Given request: Extract all lines containing "борьба".

···

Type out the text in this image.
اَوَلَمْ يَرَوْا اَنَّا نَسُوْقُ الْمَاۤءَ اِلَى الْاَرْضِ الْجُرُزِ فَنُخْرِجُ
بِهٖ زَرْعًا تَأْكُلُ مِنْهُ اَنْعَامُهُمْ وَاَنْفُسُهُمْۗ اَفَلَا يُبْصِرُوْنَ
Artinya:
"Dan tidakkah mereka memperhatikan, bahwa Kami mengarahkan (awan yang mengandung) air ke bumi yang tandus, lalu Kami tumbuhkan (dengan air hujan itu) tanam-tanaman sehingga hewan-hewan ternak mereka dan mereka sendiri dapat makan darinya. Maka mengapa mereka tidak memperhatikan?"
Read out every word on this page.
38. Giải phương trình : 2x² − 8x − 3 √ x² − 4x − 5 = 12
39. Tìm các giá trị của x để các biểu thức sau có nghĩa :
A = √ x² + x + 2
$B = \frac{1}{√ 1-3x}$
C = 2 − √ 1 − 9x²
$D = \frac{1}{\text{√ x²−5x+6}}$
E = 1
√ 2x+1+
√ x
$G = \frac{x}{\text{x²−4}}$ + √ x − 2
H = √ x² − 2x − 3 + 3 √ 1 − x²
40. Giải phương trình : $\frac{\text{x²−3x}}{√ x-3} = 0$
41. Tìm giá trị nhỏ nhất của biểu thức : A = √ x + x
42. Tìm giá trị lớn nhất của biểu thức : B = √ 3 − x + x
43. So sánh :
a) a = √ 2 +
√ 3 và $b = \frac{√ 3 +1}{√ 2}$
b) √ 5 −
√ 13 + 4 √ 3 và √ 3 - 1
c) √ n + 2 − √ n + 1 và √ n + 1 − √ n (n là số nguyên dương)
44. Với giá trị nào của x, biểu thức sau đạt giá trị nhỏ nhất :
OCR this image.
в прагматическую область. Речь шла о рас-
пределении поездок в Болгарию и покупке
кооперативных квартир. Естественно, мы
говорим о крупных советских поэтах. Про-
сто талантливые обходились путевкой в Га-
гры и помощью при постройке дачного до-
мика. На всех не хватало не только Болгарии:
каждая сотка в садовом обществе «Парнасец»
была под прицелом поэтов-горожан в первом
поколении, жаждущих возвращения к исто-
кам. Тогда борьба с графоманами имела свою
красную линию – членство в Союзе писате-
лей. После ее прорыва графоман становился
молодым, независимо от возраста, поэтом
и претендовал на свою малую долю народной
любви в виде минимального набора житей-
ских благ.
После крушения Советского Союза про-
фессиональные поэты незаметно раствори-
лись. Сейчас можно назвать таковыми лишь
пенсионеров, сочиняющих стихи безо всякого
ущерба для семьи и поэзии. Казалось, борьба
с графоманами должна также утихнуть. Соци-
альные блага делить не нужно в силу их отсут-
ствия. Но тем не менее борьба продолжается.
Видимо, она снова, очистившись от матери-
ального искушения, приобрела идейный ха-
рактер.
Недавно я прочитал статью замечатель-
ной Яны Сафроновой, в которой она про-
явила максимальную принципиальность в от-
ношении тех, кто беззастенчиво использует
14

···

Expected output:
кам. Тогда борьба с графоманами имела свою
ущерба для семьи и поэзии. Казалось, борьба
ствия. Но тем не менее борьба продолжается.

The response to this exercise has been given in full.